[Start]
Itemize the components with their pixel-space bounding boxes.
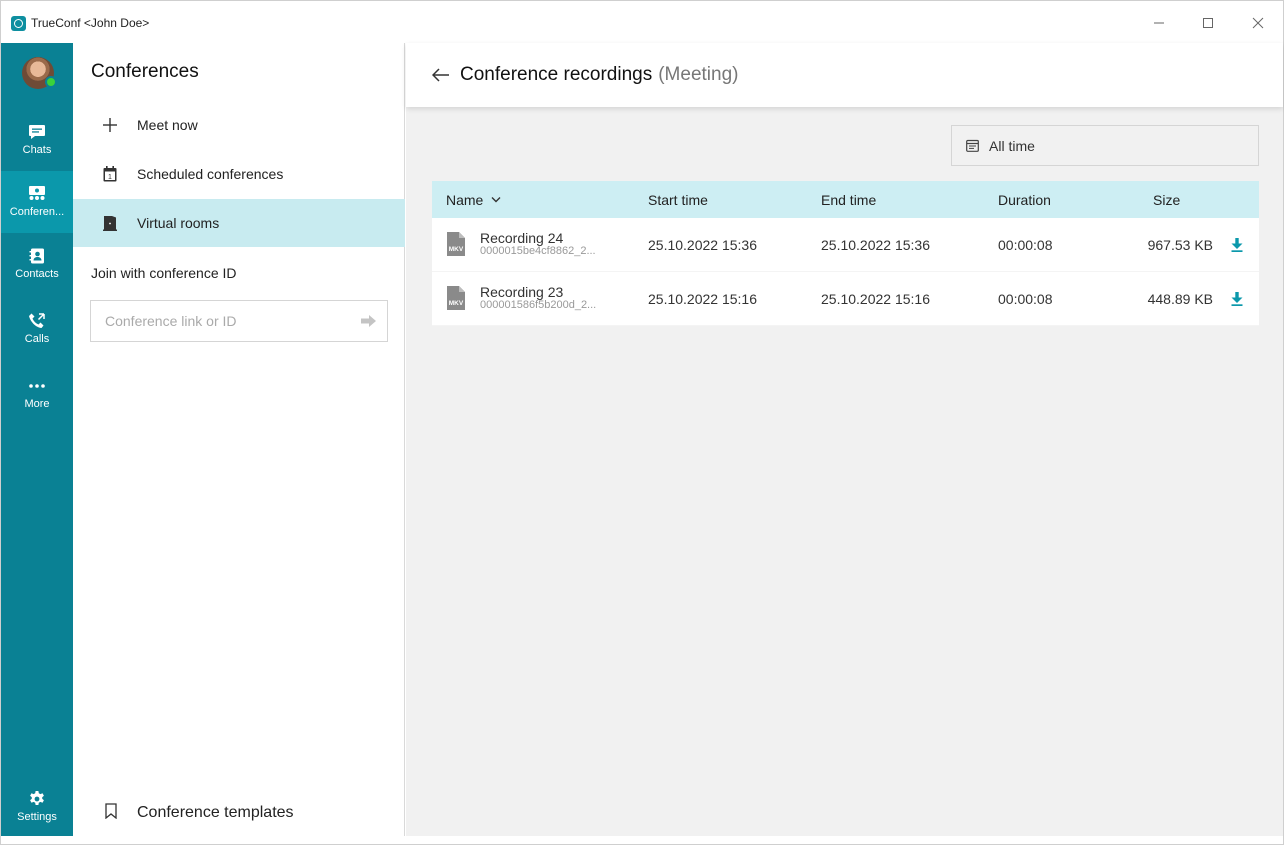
recordings-panel: Conference recordings (Meeting) All time… <box>406 43 1283 836</box>
minimize-icon[interactable] <box>1144 11 1174 35</box>
plus-icon <box>101 118 119 132</box>
navigation-rail: Chats Conferen... Contacts Calls More Se… <box>1 43 73 836</box>
join-conference-label: Join with conference ID <box>91 265 237 281</box>
date-filter-dropdown[interactable]: All time <box>951 125 1259 166</box>
end-time-cell: 25.10.2022 15:16 <box>821 290 930 307</box>
rail-label: Contacts <box>15 268 59 280</box>
calendar-icon <box>966 139 979 152</box>
download-icon[interactable] <box>1231 291 1243 306</box>
svg-text:1: 1 <box>108 174 112 181</box>
file-format-label: MKV <box>449 246 464 253</box>
recording-name-cell: MKV Recording 23 000001586f5b200d_2... <box>432 285 648 311</box>
app-window: TrueConf <John Doe> Chats Conferen... Co… <box>0 0 1284 845</box>
calls-icon <box>28 313 46 329</box>
arrow-right-icon[interactable] <box>361 313 377 329</box>
rail-item-more[interactable]: More <box>1 363 73 425</box>
sidebar-item-label: Meet now <box>137 117 198 133</box>
maximize-icon[interactable] <box>1193 11 1223 35</box>
recording-id: 000001586f5b200d_2... <box>480 299 597 312</box>
start-time-cell: 25.10.2022 15:36 <box>648 236 757 253</box>
back-arrow-icon[interactable] <box>432 68 450 82</box>
chat-icon <box>28 124 46 140</box>
duration-cell: 00:00:08 <box>998 290 1053 307</box>
file-size: 967.53 KB <box>1147 236 1213 253</box>
conference-id-input[interactable]: Conference link or ID <box>90 300 388 342</box>
sidebar-item-scheduled-conferences[interactable]: 1 Scheduled conferences <box>73 150 405 198</box>
rail-item-calls[interactable]: Calls <box>1 298 73 360</box>
rail-item-settings[interactable]: Settings <box>1 776 73 838</box>
sidebar-item-conference-templates[interactable]: Conference templates <box>73 795 405 831</box>
column-header-label: Name <box>446 191 484 208</box>
date-filter-value: All time <box>989 137 1035 154</box>
recordings-table: Name Start time End time Duration Size M… <box>432 181 1259 326</box>
close-icon[interactable] <box>1243 11 1273 35</box>
column-header-duration[interactable]: Duration <box>998 192 1125 208</box>
size-cell: 448.89 KB <box>1125 291 1259 307</box>
sidebar-item-label: Virtual rooms <box>137 215 220 231</box>
rail-label: Calls <box>24 333 50 345</box>
column-header-start-time[interactable]: Start time <box>648 192 821 208</box>
column-header-size[interactable]: Size <box>1125 192 1259 208</box>
mkv-file-icon: MKV <box>446 285 466 311</box>
recording-title: Recording 23 <box>480 284 564 301</box>
sidebar-item-label: Conference templates <box>137 804 294 821</box>
rail-item-contacts[interactable]: Contacts <box>1 233 73 295</box>
conferences-sidebar: Conferences Meet now 1 Scheduled confere… <box>73 43 405 836</box>
sidebar-title: Conferences <box>91 61 199 82</box>
conference-id-placeholder: Conference link or ID <box>105 313 237 329</box>
rail-item-conferences[interactable]: Conferen... <box>1 171 73 233</box>
calendar-icon: 1 <box>101 166 119 182</box>
table-row[interactable]: MKV Recording 24 0000015be4cf8862_2... 2… <box>432 218 1259 272</box>
contacts-icon <box>28 248 46 264</box>
start-time-cell: 25.10.2022 15:16 <box>648 290 757 307</box>
page-subtitle: (Meeting) <box>658 64 739 85</box>
rail-label: Settings <box>17 811 57 823</box>
size-cell: 967.53 KB <box>1125 237 1259 253</box>
gear-icon <box>28 791 46 807</box>
rail-label: Chats <box>22 144 52 156</box>
rail-item-chats[interactable]: Chats <box>1 109 73 171</box>
trueconf-logo-icon <box>11 16 26 31</box>
download-icon[interactable] <box>1231 237 1243 252</box>
table-header: Name Start time End time Duration Size <box>432 181 1259 218</box>
mkv-file-icon: MKV <box>446 231 466 257</box>
conference-icon <box>28 186 46 202</box>
rail-label: More <box>24 398 50 410</box>
table-row[interactable]: MKV Recording 23 000001586f5b200d_2... 2… <box>432 272 1259 326</box>
recording-name-cell: MKV Recording 24 0000015be4cf8862_2... <box>432 231 648 257</box>
online-status-icon <box>45 76 57 88</box>
more-icon <box>28 378 46 394</box>
file-size: 448.89 KB <box>1147 290 1213 307</box>
title-bar: TrueConf <John Doe> <box>1 1 1283 43</box>
rail-label: Conferen... <box>9 206 65 218</box>
recording-id: 0000015be4cf8862_2... <box>480 245 596 258</box>
bookmark-icon <box>105 802 117 824</box>
file-format-label: MKV <box>449 300 464 307</box>
duration-cell: 00:00:08 <box>998 236 1053 253</box>
column-header-name[interactable]: Name <box>432 192 648 208</box>
window-title: TrueConf <John Doe> <box>31 16 150 30</box>
chevron-down-icon[interactable] <box>491 196 501 203</box>
sidebar-item-label: Scheduled conferences <box>137 166 284 182</box>
column-header-end-time[interactable]: End time <box>821 192 998 208</box>
page-title: Conference recordings <box>460 64 653 85</box>
door-icon <box>101 215 119 231</box>
recording-title: Recording 24 <box>480 230 564 247</box>
sidebar-item-meet-now[interactable]: Meet now <box>73 101 405 149</box>
end-time-cell: 25.10.2022 15:36 <box>821 236 930 253</box>
sidebar-item-virtual-rooms[interactable]: Virtual rooms <box>73 199 405 247</box>
page-header: Conference recordings (Meeting) <box>406 43 1283 107</box>
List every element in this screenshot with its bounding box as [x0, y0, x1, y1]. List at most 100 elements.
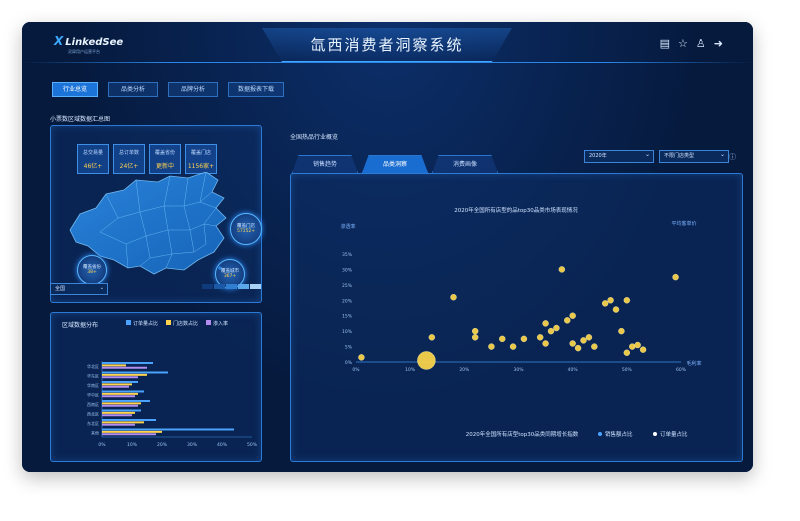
bar	[102, 419, 156, 421]
star-icon[interactable]: ☆	[678, 37, 688, 50]
scatter-point	[558, 266, 566, 273]
logo-subtitle: 灵犀用户运营平台	[68, 49, 100, 54]
scatter-point	[585, 334, 593, 341]
tab-sales-trend[interactable]: 销售趋势	[292, 155, 358, 173]
x-axis-label: 毛利率	[686, 360, 701, 367]
scatter-point	[564, 317, 571, 324]
map-legend-swatch-2	[214, 284, 225, 289]
monitor-icon[interactable]: ▤	[660, 37, 670, 50]
scatter-point	[536, 334, 544, 341]
legend-swatch	[166, 320, 172, 325]
bar	[102, 383, 132, 386]
stat-covered-stores: 覆盖门店 1156家+	[185, 144, 217, 174]
map-legend-swatch-4	[238, 284, 249, 289]
bar	[102, 414, 132, 417]
bar-x-tick-label: 40%	[217, 442, 228, 448]
map-section-title: 小票数区域数据汇总图	[50, 116, 111, 123]
bar-legend-item: 订单量占比	[126, 320, 158, 327]
bar-category-label: 华东区	[87, 372, 99, 378]
scatter-point	[634, 341, 641, 349]
bar	[102, 411, 135, 414]
bar-category-label: 华中区	[87, 391, 99, 397]
bar	[102, 433, 156, 436]
store-type-select[interactable]: 不限门店类型	[659, 149, 729, 163]
bar	[102, 366, 147, 369]
nav-report-download[interactable]: 数据报表下载	[228, 82, 284, 97]
map-legend-swatch-3	[226, 284, 237, 289]
bar	[102, 423, 135, 426]
bar	[102, 421, 144, 424]
bar	[102, 392, 138, 395]
chevron-down-icon: ⌄	[99, 285, 104, 291]
y-tick-label: 25%	[342, 283, 353, 289]
stat-total-orders: 总订单数 24亿+	[113, 144, 145, 174]
y-tick-label: 10%	[342, 329, 353, 335]
nav-brand-analysis[interactable]: 品牌分析	[168, 82, 218, 97]
bar-category-label: 华北区	[87, 363, 99, 369]
bar-category-label: 其他	[91, 429, 99, 435]
scatter-legend-label: 订单量占比	[660, 430, 688, 438]
scatter-point	[629, 343, 636, 350]
x-tick-label: 0%	[352, 367, 360, 373]
y-tick-label: 5%	[345, 345, 353, 351]
bar-category-label: 西南区	[87, 401, 99, 407]
map-legend-swatch-1	[202, 284, 213, 289]
scatter-point	[612, 306, 620, 313]
scatter-point	[471, 327, 479, 335]
scatter-point	[607, 297, 614, 304]
scatter-point	[618, 327, 625, 335]
stat-total-transactions: 总交易量 46亿+	[77, 144, 109, 174]
y-axis-label: 渗透率	[340, 223, 355, 230]
scatter-point	[358, 354, 365, 361]
page-title: 氙西消费者洞察系统	[310, 36, 464, 54]
logo-x-icon: X	[54, 34, 64, 48]
bar	[102, 395, 135, 398]
logo-text: LinkedSee	[65, 37, 124, 48]
x-tick-label: 30%	[513, 367, 524, 373]
scatter-point	[542, 340, 549, 347]
bar-x-tick-label: 30%	[187, 442, 198, 448]
scatter-point	[623, 297, 631, 304]
bar	[102, 428, 234, 431]
x-tick-label: 10%	[405, 367, 416, 373]
scatter-footer: 2020年全国所有店型top30品类同期增长指数	[466, 430, 579, 438]
scatter-point	[509, 343, 517, 350]
scatter-point	[574, 344, 582, 352]
tab-consumer-profile[interactable]: 消费画像	[432, 155, 498, 173]
map-legend-swatch-5	[250, 284, 261, 289]
scatter-point	[471, 334, 479, 341]
nav-category-analysis[interactable]: 品类分析	[108, 82, 158, 97]
bar	[102, 409, 141, 412]
region-select[interactable]: 全国 ⌄	[50, 283, 108, 295]
scatter-point	[547, 327, 555, 335]
bar-category-label: 西北区	[87, 410, 99, 416]
bar	[102, 381, 138, 383]
bar-legend: 订单量占比 门店数占比 渗入率	[126, 320, 228, 327]
user-icon[interactable]: ♙	[696, 37, 706, 50]
legend-swatch	[126, 320, 131, 325]
tab-category-insight[interactable]: 品类洞察	[362, 155, 428, 173]
scatter-point	[639, 346, 647, 353]
nav-industry-overview[interactable]: 行业总览	[52, 82, 98, 97]
bar	[102, 404, 138, 407]
y-tick-label: 15%	[342, 314, 353, 320]
bar-legend-item: 渗入率	[206, 320, 228, 327]
legend-dot	[598, 432, 602, 436]
scatter-point	[601, 300, 609, 307]
year-select[interactable]: 2020年	[584, 149, 654, 163]
bar	[102, 430, 162, 433]
right-section-title: 全国热品行业概览	[290, 134, 339, 141]
scatter-point	[450, 293, 457, 301]
y2-axis-label: 平均客单价	[671, 220, 696, 227]
bar-chart-title: 区域数据分布	[62, 322, 99, 329]
scatter-point	[591, 343, 598, 350]
x-tick-label: 50%	[622, 367, 633, 373]
scatter-point	[553, 324, 560, 332]
logout-icon[interactable]: ➜	[714, 37, 723, 50]
stat-covered-provinces: 覆盖省份 更新中	[149, 144, 181, 174]
bar	[102, 364, 126, 367]
help-icon[interactable]: ⓘ	[729, 152, 736, 162]
y-tick-label: 35%	[342, 252, 353, 258]
bubble-provinces: 覆盖省份 38+	[77, 255, 107, 285]
logo: X LinkedSee	[54, 34, 123, 48]
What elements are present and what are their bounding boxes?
[End]
_WHAT TO WORK ON_
Recast the part of the records that opens with the line containing "419, 156, 421]" and closes with the line containing "284, 225, 289]" as a Markdown table with the columns Number and Line. Give one row per line, numbered in order, and leave out any blank lines.

_RESULT_
| Number | Line |
|---|---|
| 1 | bar	[102, 419, 156, 421] |
| 2 | star-icon[interactable]: ☆	[678, 37, 688, 50] |
| 3 | scatter-point	[558, 266, 566, 273] |
| 4 | logo-subtitle: 灵犀用户运营平台	[68, 49, 100, 54] |
| 5 | scatter-point	[585, 334, 593, 341] |
| 6 | tab-sales-trend[interactable]: 销售趋势	[292, 155, 358, 173] |
| 7 | x-axis-label: 毛利率	[686, 360, 701, 367] |
| 8 | scatter-point	[564, 317, 571, 324] |
| 9 | map-legend-swatch-2	[214, 284, 225, 289] |